Extracted information Start Marker

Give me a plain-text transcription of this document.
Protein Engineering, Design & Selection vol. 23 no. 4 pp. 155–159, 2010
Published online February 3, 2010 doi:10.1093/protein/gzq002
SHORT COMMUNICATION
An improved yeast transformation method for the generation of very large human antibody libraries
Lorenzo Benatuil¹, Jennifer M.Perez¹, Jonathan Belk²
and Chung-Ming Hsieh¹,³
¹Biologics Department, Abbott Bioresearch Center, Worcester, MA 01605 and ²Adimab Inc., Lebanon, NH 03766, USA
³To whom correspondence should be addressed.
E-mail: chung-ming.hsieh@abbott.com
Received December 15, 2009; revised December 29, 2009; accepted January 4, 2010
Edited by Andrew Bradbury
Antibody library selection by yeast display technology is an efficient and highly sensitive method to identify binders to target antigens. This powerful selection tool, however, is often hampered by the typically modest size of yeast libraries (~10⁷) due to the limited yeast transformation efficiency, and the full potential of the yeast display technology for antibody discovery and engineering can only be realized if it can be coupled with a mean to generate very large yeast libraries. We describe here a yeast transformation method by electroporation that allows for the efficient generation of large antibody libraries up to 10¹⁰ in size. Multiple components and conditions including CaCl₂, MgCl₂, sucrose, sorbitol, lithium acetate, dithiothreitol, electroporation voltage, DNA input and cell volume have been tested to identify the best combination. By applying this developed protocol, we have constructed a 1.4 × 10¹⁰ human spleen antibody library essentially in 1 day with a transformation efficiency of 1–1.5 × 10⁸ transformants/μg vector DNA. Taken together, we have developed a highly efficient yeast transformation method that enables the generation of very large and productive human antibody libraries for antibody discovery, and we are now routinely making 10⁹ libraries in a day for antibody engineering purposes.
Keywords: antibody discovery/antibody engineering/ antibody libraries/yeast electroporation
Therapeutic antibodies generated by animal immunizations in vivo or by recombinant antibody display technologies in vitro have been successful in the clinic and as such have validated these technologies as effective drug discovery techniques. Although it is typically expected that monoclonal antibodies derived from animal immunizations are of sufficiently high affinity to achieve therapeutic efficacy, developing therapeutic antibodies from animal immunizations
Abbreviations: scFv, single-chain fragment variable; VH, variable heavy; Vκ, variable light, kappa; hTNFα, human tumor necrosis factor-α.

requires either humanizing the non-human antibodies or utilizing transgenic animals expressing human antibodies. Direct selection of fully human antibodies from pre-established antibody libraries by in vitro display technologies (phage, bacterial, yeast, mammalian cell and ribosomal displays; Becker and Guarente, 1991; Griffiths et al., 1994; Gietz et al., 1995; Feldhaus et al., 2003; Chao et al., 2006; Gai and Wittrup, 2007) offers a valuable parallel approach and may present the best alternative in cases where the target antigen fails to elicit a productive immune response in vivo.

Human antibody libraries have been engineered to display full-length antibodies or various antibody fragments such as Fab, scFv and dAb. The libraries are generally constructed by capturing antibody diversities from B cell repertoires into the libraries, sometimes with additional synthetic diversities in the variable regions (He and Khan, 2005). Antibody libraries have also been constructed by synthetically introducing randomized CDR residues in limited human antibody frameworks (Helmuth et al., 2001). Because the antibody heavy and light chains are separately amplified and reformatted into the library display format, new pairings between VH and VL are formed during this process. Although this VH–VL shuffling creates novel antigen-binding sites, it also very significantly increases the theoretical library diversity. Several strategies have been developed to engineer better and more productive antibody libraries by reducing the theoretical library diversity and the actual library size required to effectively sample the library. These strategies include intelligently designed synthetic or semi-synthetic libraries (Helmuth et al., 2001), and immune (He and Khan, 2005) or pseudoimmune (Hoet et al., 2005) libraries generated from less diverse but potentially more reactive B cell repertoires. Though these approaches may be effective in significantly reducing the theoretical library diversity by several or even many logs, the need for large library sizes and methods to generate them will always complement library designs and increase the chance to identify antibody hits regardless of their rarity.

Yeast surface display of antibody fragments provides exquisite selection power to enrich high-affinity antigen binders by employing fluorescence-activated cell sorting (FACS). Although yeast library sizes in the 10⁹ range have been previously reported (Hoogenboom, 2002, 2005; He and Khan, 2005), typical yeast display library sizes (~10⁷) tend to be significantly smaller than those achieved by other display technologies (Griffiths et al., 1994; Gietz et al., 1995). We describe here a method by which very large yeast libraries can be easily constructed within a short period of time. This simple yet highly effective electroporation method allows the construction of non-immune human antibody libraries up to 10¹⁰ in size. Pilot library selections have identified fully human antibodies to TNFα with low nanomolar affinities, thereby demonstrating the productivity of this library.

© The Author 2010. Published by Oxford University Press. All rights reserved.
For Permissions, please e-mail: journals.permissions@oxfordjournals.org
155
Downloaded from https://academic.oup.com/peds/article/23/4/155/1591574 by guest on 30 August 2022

Extracted information End Marker

Goal of the exercise: If a line in the records contains the word "vitro", copy it out.

Response:
Therapeutic antibodies generated by animal immunizations in vivo or by recombinant antibody display technologies in vitro have been successful in the clinic and as such have validated these technologies as effective drug discovery techniques. Although it is typically expected that monoclonal antibodies derived from animal immunizations are of sufficiently high affinity to achieve therapeutic efficacy, developing therapeutic antibodies from animal immunizations
requires either humanizing the non-human antibodies or utilizing transgenic animals expressing human antibodies. Direct selection of fully human antibodies from pre-established antibody libraries by in vitro display technologies (phage, bacterial, yeast, mammalian cell and ribosomal displays; Becker and Guarente, 1991; Griffiths et al., 1994; Gietz et al., 1995; Feldhaus et al., 2003; Chao et al., 2006; Gai and Wittrup, 2007) offers a valuable parallel approach and may present the best alternative in cases where the target antigen fails to elicit a productive immune response in vivo.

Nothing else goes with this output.